-- Task material --

- - -

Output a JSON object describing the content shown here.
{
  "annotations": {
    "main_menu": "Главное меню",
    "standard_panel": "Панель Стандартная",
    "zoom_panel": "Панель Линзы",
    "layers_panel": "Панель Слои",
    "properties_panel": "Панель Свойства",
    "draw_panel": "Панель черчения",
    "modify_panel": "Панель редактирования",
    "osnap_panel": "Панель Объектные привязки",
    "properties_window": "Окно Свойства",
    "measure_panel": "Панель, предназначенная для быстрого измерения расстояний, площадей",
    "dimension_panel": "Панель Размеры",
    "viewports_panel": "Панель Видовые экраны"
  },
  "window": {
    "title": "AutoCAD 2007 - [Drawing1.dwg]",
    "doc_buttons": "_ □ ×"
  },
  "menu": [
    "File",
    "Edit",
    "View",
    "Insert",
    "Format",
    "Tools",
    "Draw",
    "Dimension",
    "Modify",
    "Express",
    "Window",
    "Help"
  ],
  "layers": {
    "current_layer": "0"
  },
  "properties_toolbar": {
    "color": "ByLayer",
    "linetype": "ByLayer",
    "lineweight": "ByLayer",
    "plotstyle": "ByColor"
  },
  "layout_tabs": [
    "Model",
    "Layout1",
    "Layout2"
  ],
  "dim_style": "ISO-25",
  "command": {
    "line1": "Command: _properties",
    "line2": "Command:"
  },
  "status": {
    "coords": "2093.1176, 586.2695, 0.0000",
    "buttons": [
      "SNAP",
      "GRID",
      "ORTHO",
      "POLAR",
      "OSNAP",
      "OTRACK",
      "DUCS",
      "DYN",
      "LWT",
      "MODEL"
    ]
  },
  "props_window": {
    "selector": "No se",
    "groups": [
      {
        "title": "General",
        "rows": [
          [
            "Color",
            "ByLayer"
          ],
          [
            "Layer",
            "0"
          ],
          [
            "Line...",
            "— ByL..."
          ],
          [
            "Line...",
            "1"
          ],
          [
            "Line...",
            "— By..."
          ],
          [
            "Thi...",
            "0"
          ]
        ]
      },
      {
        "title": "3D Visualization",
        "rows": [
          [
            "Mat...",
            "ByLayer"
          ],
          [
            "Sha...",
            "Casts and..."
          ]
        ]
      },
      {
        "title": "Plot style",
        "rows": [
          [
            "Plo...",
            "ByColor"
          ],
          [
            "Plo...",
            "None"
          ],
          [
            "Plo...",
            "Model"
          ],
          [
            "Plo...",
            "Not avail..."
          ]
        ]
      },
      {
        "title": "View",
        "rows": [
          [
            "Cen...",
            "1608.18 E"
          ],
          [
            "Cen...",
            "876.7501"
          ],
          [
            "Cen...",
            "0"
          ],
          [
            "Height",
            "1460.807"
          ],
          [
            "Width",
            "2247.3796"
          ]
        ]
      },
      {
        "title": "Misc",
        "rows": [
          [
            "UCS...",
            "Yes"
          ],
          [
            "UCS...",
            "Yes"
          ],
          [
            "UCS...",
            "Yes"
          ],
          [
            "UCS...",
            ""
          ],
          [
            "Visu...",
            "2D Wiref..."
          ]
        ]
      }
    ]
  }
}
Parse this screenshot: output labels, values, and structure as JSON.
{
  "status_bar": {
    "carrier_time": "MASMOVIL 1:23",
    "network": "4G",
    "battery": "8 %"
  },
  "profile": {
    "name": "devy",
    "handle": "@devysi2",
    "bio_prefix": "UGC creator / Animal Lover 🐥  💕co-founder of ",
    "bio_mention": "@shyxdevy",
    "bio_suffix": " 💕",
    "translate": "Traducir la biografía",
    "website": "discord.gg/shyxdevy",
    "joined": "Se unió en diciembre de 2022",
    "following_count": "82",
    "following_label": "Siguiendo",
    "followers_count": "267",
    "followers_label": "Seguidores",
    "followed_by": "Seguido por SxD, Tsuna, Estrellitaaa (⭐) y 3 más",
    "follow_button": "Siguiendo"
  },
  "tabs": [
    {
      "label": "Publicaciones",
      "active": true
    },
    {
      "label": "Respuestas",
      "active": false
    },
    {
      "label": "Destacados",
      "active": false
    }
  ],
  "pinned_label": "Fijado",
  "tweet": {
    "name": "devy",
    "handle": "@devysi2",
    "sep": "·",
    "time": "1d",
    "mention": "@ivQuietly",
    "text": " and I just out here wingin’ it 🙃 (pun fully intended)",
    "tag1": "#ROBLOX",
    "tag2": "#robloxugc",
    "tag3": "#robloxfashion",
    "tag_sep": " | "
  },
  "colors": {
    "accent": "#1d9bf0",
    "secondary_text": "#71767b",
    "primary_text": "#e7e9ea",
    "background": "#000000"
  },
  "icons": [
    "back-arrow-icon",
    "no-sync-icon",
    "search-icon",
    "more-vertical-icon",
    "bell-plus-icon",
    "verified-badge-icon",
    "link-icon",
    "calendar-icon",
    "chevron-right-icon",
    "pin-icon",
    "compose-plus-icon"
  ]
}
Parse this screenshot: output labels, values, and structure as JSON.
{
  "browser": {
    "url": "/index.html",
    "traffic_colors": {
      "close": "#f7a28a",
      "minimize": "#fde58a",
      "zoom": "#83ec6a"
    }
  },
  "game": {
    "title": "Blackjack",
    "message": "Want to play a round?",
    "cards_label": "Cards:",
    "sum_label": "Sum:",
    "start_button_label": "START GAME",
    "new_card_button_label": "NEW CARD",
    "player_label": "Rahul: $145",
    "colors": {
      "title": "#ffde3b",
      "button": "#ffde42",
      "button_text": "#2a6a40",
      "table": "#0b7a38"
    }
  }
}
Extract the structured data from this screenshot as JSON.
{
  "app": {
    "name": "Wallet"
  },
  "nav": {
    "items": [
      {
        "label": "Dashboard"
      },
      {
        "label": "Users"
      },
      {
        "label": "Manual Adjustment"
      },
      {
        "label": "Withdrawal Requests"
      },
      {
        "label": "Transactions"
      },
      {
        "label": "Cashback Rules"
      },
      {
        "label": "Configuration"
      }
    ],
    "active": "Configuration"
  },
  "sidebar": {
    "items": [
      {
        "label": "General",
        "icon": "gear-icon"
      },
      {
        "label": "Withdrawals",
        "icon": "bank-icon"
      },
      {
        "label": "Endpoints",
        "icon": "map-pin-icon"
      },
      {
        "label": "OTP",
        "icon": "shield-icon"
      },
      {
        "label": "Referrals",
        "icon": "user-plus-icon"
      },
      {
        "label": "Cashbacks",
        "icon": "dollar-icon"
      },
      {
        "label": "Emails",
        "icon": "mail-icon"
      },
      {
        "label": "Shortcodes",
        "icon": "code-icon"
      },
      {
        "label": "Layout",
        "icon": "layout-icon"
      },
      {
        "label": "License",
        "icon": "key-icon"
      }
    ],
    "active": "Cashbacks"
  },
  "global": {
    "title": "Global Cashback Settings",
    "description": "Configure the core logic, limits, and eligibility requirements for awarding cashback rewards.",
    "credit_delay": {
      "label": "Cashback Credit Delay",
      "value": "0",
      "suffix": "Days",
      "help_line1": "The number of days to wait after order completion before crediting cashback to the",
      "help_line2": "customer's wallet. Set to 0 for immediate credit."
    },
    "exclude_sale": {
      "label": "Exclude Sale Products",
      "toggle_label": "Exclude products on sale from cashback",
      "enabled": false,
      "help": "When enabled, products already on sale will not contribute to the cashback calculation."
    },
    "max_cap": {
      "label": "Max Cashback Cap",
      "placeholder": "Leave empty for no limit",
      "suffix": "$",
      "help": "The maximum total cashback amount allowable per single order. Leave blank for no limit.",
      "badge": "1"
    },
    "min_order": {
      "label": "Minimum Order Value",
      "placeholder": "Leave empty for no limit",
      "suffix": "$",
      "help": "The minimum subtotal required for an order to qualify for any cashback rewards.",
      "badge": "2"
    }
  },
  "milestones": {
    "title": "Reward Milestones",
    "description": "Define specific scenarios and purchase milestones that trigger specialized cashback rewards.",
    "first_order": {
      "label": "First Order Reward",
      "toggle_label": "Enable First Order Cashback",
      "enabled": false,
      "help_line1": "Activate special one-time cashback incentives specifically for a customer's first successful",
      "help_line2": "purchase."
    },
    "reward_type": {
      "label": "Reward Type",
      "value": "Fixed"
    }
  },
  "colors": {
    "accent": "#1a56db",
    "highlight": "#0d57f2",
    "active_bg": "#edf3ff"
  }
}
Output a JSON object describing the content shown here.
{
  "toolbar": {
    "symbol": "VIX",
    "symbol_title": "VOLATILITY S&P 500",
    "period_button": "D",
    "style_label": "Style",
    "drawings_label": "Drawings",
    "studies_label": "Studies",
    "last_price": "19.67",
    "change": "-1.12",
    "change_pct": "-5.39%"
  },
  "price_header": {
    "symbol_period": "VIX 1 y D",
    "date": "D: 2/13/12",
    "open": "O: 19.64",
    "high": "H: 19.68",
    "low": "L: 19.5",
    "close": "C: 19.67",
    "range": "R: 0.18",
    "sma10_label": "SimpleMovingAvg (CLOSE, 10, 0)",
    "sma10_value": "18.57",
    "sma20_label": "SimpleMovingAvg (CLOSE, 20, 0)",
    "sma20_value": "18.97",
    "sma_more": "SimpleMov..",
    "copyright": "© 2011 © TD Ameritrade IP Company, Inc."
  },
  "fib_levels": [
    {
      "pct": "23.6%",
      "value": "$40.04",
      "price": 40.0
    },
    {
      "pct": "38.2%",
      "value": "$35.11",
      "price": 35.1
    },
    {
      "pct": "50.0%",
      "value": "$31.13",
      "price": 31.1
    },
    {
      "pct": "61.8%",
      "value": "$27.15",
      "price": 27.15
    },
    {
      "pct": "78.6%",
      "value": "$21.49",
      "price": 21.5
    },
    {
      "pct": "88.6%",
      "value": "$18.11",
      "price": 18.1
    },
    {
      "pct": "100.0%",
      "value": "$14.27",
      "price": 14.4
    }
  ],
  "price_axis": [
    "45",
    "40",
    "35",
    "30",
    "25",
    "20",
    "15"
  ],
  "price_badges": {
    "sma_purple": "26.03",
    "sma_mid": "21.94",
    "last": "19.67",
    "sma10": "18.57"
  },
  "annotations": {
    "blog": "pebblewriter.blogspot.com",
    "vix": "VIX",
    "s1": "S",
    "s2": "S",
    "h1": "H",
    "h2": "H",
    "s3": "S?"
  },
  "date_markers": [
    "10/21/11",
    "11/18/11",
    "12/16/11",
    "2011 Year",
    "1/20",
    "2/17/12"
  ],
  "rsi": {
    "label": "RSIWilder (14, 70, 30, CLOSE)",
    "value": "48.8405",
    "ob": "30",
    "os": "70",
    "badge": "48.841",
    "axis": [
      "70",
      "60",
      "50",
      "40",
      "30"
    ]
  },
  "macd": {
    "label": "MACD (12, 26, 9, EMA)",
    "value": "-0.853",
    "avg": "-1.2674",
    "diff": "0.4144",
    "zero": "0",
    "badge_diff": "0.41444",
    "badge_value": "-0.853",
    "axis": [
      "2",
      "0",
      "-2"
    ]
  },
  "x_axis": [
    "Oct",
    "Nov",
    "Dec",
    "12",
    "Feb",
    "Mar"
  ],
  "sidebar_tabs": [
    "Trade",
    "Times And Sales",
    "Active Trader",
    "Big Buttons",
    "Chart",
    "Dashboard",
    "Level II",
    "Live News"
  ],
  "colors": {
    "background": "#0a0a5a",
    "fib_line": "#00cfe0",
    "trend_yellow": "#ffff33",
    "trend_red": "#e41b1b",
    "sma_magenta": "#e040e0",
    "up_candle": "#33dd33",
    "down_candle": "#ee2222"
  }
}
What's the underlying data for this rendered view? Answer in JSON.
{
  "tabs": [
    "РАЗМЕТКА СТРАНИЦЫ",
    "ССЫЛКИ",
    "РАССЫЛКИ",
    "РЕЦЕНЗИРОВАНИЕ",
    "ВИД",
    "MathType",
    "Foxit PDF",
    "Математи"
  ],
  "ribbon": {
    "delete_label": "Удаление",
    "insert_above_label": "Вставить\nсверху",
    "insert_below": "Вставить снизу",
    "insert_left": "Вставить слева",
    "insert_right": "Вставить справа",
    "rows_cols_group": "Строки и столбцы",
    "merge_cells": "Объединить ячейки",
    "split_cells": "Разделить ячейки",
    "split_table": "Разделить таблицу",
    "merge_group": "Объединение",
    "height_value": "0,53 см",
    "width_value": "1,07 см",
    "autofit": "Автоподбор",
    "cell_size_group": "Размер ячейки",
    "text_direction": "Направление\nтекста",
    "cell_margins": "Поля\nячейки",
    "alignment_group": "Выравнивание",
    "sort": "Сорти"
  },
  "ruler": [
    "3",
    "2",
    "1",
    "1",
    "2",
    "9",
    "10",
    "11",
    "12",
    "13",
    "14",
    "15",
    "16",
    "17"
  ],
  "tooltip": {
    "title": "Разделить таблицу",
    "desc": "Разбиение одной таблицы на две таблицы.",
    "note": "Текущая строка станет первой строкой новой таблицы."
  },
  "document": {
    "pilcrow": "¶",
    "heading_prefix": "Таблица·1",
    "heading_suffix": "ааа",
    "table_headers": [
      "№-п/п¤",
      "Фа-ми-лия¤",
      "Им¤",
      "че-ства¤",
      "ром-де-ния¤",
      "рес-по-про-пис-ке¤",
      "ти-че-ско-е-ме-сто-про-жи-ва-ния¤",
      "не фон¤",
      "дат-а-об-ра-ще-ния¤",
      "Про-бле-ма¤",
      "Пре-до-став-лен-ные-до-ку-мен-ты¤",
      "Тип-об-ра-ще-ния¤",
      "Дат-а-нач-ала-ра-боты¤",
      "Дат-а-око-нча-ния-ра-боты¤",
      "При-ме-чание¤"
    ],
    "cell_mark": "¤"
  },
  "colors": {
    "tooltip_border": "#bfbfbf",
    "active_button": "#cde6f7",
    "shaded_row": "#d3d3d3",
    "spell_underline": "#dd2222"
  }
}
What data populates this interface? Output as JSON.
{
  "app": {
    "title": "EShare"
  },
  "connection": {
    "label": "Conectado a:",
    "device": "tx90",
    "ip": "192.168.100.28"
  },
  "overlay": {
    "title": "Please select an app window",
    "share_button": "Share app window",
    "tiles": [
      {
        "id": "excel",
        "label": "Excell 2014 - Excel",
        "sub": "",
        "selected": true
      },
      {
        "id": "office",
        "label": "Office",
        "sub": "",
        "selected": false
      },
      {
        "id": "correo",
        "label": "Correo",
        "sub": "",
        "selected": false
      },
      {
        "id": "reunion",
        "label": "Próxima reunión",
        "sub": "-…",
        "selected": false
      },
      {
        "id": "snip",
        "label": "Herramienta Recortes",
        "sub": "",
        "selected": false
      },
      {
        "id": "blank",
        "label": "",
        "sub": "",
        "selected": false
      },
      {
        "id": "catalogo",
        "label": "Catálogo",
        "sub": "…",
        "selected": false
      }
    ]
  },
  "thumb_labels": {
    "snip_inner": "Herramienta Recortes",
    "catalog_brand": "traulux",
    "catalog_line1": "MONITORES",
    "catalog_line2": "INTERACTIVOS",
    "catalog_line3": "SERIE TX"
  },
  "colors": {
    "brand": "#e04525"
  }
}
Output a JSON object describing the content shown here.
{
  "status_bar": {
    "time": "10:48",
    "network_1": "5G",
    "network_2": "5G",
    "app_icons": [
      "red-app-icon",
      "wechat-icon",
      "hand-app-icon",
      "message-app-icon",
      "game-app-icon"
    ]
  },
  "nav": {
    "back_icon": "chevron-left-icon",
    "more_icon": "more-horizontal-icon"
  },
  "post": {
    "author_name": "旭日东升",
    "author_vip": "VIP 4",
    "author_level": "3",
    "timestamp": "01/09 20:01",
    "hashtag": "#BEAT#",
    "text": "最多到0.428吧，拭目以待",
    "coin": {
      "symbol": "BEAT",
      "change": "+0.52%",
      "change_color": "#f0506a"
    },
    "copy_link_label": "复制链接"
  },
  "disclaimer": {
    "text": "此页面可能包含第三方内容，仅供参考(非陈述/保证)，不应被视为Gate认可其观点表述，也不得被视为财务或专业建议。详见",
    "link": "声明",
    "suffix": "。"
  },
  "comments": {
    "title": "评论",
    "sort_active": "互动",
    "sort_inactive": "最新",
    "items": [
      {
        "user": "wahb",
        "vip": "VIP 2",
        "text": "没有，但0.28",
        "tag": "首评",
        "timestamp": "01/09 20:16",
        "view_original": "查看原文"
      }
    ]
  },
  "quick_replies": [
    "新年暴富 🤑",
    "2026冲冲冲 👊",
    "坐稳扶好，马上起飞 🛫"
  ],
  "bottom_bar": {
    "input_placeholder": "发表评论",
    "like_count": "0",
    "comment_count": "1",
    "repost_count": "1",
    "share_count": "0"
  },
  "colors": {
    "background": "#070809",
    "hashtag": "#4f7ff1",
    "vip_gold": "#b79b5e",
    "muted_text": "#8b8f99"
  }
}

- - -

-- Exercise task --
Find the string "rewards" in the entries above and return each line that holds it.

-- Complete output --
    "description": "Configure the core logic, limits, and eligibility requirements for awarding cashback rewards.",
      "help": "The minimum subtotal required for an order to qualify for any cashback rewards.",
    "description": "Define specific scenarios and purchase milestones that trigger specialized cashback rewards.",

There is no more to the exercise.